** begin **

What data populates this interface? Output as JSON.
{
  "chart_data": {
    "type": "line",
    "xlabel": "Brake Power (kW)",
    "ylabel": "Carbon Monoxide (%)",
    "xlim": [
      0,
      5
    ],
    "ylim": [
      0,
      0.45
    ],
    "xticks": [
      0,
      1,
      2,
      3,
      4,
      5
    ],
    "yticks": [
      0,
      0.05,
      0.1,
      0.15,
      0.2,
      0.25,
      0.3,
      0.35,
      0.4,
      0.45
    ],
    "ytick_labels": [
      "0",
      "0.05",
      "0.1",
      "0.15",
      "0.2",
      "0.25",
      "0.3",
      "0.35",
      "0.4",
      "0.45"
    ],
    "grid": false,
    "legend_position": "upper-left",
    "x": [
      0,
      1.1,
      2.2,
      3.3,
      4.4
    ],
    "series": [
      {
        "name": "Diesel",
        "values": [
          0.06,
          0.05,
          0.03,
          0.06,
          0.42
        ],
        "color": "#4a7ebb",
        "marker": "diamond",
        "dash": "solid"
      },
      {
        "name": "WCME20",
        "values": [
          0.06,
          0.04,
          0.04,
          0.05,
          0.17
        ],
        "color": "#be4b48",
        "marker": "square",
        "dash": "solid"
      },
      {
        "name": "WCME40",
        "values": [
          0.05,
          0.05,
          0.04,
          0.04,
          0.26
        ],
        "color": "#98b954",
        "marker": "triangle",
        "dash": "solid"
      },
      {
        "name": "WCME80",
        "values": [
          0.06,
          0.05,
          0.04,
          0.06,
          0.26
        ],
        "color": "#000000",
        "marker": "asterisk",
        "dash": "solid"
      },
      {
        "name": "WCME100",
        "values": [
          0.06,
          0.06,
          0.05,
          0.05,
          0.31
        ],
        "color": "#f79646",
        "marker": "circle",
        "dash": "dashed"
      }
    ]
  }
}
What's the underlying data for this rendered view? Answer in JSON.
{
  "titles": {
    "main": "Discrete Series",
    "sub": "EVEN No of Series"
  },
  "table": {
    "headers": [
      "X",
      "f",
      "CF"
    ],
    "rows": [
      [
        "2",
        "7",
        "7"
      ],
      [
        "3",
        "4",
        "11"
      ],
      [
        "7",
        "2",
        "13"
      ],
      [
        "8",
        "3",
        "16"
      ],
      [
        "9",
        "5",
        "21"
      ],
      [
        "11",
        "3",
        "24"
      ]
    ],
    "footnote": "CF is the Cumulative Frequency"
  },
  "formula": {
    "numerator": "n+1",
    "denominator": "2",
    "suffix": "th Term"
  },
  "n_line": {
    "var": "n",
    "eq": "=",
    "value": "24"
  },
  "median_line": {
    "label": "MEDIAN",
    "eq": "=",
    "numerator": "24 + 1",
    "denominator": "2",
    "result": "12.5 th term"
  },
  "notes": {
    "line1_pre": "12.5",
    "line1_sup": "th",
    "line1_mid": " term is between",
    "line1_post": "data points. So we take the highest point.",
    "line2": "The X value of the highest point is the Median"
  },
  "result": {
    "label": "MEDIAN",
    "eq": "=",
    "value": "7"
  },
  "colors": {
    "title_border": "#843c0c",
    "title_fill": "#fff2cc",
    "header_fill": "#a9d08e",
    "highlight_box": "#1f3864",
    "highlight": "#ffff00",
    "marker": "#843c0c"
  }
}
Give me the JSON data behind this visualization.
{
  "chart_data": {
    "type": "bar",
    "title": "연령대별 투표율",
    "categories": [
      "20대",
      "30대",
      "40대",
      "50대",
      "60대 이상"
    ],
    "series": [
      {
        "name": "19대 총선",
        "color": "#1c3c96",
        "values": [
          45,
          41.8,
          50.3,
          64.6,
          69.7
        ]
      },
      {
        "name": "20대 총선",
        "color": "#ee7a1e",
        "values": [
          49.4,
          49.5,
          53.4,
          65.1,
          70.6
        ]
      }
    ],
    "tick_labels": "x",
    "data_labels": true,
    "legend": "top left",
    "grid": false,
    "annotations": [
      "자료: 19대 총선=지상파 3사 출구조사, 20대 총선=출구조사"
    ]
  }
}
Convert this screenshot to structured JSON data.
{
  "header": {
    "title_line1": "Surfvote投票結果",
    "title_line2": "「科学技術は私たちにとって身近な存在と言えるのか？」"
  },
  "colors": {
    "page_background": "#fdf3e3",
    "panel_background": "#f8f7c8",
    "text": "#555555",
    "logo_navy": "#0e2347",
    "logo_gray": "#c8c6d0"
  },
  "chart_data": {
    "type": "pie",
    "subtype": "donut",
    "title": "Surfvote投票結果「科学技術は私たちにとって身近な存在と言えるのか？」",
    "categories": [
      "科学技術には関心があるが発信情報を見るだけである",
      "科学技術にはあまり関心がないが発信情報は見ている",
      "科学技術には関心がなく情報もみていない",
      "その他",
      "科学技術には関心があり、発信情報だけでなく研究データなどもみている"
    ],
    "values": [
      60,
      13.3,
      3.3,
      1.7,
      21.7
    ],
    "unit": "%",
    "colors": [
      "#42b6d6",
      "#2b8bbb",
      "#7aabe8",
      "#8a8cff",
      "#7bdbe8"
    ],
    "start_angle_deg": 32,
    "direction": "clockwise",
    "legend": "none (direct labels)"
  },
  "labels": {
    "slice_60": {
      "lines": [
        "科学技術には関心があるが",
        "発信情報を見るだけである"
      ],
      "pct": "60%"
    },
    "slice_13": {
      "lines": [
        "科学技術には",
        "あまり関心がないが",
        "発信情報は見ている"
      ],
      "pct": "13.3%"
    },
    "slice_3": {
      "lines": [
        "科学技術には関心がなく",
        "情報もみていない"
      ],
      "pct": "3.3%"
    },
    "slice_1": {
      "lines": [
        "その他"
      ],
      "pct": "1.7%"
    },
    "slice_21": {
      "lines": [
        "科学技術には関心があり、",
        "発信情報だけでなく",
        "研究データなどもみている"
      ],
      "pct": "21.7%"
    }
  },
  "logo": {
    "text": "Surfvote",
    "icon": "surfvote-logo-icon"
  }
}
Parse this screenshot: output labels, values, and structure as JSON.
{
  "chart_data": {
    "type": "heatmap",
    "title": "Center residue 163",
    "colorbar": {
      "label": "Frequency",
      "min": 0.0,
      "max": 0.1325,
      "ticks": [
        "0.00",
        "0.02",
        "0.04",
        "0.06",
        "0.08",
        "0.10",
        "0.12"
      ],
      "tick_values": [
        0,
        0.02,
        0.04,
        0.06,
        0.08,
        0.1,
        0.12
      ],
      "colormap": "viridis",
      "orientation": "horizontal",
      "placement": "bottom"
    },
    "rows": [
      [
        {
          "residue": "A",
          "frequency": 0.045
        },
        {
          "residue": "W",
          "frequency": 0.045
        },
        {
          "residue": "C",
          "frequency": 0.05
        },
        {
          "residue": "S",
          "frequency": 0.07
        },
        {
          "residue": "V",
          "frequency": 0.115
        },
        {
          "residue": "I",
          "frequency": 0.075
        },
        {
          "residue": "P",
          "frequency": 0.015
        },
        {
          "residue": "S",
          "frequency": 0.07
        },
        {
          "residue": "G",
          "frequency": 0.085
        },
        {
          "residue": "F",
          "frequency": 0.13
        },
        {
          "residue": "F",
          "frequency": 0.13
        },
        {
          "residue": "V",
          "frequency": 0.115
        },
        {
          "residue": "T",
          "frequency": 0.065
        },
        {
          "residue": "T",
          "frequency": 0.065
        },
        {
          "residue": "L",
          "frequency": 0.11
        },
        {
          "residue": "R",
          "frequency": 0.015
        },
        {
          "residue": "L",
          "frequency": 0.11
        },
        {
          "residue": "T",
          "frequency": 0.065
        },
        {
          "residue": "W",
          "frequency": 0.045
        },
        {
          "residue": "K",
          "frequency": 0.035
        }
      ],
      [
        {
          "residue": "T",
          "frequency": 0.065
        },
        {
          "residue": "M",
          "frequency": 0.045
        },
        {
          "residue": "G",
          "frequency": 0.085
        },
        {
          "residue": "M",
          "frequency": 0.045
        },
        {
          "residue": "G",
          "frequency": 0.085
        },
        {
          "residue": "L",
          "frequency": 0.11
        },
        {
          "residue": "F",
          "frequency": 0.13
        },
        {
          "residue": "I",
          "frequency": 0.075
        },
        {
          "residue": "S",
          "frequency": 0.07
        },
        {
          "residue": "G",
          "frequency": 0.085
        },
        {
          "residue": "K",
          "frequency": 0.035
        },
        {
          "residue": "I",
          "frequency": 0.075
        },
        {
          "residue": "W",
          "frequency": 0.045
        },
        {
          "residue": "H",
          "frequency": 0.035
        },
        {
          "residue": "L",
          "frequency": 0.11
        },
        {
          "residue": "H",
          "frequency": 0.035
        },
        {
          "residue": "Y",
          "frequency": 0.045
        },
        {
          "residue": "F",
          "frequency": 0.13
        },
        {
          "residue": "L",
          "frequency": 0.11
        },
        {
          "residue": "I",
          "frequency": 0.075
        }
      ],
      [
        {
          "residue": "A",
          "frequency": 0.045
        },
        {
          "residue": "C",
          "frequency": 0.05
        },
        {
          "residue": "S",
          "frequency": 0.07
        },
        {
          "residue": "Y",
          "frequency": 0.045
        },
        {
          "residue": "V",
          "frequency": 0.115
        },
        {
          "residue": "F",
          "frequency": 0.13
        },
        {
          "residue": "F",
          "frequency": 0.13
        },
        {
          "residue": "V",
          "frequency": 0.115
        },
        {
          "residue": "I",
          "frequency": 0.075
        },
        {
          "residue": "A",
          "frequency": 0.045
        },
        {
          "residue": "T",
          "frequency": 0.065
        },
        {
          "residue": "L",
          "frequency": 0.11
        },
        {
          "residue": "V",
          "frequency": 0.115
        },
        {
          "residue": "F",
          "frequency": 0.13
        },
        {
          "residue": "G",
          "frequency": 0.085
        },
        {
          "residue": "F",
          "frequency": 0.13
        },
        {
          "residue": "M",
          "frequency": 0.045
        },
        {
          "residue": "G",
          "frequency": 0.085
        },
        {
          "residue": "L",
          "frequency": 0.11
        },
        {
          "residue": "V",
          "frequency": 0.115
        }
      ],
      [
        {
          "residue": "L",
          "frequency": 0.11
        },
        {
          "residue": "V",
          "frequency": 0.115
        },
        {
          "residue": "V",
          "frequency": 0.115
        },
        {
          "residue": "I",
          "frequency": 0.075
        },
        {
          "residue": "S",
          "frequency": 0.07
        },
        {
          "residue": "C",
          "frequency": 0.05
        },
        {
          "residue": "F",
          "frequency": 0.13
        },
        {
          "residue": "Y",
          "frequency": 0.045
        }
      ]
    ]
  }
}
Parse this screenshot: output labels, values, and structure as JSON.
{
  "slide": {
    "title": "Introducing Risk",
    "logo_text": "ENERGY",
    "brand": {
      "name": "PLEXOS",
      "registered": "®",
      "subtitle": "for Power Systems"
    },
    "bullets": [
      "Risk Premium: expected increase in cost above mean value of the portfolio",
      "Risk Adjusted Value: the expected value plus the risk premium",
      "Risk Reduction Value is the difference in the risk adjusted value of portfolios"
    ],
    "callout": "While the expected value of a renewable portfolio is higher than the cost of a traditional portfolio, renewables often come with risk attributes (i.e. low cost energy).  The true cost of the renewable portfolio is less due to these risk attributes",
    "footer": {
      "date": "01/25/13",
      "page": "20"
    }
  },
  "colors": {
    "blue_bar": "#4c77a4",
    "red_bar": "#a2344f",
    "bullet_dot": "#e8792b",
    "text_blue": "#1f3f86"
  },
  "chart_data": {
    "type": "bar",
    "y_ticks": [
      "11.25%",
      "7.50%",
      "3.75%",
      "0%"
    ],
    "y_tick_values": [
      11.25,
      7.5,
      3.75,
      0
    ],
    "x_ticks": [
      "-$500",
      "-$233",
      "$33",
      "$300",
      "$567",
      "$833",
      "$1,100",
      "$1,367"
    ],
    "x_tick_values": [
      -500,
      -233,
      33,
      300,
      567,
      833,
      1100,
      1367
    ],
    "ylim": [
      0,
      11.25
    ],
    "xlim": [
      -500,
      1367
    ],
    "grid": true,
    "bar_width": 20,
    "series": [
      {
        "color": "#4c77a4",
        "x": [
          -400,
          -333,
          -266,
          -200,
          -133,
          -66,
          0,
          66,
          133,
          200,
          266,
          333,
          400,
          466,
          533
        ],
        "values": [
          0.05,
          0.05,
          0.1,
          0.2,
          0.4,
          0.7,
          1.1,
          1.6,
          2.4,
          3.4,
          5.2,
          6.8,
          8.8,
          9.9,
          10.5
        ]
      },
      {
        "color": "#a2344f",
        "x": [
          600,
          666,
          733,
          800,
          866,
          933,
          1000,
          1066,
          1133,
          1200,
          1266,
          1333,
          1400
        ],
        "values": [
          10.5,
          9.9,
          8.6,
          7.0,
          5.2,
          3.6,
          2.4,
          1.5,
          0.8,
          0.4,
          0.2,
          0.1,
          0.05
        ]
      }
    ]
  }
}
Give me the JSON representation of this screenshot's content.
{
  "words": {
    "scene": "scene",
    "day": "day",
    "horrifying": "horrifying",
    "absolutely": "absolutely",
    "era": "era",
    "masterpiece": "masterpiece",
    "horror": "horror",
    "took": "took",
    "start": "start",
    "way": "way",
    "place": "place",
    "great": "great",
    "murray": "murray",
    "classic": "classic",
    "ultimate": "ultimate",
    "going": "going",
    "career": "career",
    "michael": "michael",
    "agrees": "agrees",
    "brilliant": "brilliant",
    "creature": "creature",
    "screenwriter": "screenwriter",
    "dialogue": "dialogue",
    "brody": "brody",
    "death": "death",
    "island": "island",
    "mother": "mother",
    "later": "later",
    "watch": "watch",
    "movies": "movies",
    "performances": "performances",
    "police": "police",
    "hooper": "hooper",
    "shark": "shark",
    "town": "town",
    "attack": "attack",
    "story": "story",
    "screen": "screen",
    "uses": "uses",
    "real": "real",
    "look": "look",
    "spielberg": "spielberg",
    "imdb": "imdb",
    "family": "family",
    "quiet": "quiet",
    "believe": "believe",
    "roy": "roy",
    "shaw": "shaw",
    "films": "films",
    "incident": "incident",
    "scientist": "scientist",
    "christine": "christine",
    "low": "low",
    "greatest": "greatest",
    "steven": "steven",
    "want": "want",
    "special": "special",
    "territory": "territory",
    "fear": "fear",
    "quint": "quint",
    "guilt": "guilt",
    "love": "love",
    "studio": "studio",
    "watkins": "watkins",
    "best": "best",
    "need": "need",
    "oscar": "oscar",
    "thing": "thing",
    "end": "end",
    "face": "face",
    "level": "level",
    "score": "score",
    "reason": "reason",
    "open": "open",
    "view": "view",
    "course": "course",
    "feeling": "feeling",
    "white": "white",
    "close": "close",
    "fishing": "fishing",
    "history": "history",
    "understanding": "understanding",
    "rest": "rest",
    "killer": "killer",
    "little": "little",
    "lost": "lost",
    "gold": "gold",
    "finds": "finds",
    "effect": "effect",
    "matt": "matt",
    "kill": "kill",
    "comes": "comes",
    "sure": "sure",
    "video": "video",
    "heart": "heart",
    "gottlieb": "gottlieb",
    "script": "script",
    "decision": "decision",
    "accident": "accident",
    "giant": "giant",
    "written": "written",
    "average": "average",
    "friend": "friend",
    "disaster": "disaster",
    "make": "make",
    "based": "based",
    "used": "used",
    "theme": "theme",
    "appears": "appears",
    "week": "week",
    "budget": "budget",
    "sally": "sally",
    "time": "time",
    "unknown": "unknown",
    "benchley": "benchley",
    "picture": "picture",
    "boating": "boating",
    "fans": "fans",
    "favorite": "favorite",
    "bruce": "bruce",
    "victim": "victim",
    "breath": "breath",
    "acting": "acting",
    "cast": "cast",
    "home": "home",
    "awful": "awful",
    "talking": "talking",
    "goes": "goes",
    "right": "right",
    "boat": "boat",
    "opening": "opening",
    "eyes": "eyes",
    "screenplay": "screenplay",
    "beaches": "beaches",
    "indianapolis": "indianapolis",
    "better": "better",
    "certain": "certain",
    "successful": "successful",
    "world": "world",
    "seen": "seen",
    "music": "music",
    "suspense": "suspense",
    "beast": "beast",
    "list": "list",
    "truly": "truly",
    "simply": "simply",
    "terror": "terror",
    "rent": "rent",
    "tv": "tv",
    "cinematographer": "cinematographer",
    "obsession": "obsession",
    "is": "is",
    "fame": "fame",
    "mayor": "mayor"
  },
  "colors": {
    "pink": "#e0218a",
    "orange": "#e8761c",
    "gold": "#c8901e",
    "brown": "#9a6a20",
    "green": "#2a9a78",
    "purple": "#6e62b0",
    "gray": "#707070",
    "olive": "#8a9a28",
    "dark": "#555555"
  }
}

** end **

▸ **GIVEN EXERCISE**: Extract, from the listing above, every line where the string "view" occurs.

▸ **WRITTEN ANSWER**:
What's the underlying data for this rendered view? Answer in JSON.
    "view": "view",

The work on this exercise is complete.